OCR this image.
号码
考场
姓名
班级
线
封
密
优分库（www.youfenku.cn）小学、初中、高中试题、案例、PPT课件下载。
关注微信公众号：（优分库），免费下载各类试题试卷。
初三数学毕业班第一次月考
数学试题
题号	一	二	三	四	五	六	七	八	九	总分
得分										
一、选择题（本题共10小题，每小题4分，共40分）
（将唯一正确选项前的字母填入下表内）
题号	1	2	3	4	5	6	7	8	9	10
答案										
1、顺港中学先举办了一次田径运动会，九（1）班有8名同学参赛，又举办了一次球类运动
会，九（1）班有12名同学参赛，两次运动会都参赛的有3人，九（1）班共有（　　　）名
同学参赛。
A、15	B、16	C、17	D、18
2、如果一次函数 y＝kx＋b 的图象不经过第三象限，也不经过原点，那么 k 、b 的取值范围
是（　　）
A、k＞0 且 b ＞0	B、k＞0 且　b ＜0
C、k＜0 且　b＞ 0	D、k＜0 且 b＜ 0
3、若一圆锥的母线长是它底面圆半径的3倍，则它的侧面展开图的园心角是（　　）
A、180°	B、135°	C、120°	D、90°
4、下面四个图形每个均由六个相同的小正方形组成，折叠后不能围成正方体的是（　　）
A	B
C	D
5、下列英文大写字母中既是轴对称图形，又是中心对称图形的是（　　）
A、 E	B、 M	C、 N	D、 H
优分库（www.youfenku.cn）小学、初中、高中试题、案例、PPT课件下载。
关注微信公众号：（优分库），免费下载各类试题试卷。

——————

Transcribe each record exactly. Leave nothing out.

» Exercise response:
OCR this image.
号码
考场
姓名
班级
线
封
密
优分库（www.youfenku.cn）小学、初中、高中试题、案例、PPT课件下载。
关注微信公众号：（优分库），免费下载各类试题试卷。
初三数学毕业班第一次月考
数学试题
题号	一	二	三	四	五	六	七	八	九	总分
得分										
一、选择题（本题共10小题，每小题4分，共40分）
（将唯一正确选项前的字母填入下表内）
题号	1	2	3	4	5	6	7	8	9	10
答案										
1、顺港中学先举办了一次田径运动会，九（1）班有8名同学参赛，又举办了一次球类运动
会，九（1）班有12名同学参赛，两次运动会都参赛的有3人，九（1）班共有（　　　）名
同学参赛。
A、15	B、16	C、17	D、18
2、如果一次函数 y＝kx＋b 的图象不经过第三象限，也不经过原点，那么 k 、b 的取值范围
是（　　）
A、k＞0 且 b ＞0	B、k＞0 且　b ＜0
C、k＜0 且　b＞ 0	D、k＜0 且 b＜ 0
3、若一圆锥的母线长是它底面圆半径的3倍，则它的侧面展开图的园心角是（　　）
A、180°	B、135°	C、120°	D、90°
4、下面四个图形每个均由六个相同的小正方形组成，折叠后不能围成正方体的是（　　）
A	B
C	D
5、下列英文大写字母中既是轴对称图形，又是中心对称图形的是（　　）
A、 E	B、 M	C、 N	D、 H
优分库（www.youfenku.cn）小学、初中、高中试题、案例、PPT课件下载。
关注微信公众号：（优分库），免费下载各类试题试卷。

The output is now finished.